(Dataset items)
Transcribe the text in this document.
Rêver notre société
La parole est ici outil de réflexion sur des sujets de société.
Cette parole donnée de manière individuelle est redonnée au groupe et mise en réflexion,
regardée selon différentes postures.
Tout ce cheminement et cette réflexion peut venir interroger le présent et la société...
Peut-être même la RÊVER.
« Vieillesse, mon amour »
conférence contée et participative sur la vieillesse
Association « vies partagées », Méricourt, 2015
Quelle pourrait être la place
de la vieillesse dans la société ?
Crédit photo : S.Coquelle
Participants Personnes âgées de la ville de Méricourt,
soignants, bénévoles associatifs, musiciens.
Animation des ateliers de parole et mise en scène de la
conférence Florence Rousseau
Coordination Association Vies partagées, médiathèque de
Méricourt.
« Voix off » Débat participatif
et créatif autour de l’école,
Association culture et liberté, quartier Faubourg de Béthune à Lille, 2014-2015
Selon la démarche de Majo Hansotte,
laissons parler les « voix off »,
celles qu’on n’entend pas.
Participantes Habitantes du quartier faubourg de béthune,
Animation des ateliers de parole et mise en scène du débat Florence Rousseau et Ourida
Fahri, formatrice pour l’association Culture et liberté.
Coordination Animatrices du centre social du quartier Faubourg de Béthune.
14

» **Objective**
Transcribe each entry precisely, missing none.

» **Answer for this exercise**
Transcribe the text in this document.
Rêver notre société
La parole est ici outil de réflexion sur des sujets de société.
Cette parole donnée de manière individuelle est redonnée au groupe et mise en réflexion,
regardée selon différentes postures.
Tout ce cheminement et cette réflexion peut venir interroger le présent et la société...
Peut-être même la RÊVER.
« Vieillesse, mon amour »
conférence contée et participative sur la vieillesse
Association « vies partagées », Méricourt, 2015
Quelle pourrait être la place
de la vieillesse dans la société ?
Crédit photo : S.Coquelle
Participants Personnes âgées de la ville de Méricourt,
soignants, bénévoles associatifs, musiciens.
Animation des ateliers de parole et mise en scène de la
conférence Florence Rousseau
Coordination Association Vies partagées, médiathèque de
Méricourt.
« Voix off » Débat participatif
et créatif autour de l’école,
Association culture et liberté, quartier Faubourg de Béthune à Lille, 2014-2015
Selon la démarche de Majo Hansotte,
laissons parler les « voix off »,
celles qu’on n’entend pas.
Participantes Habitantes du quartier faubourg de béthune,
Animation des ateliers de parole et mise en scène du débat Florence Rousseau et Ourida
Fahri, formatrice pour l’association Culture et liberté.
Coordination Animatrices du centre social du quartier Faubourg de Béthune.
14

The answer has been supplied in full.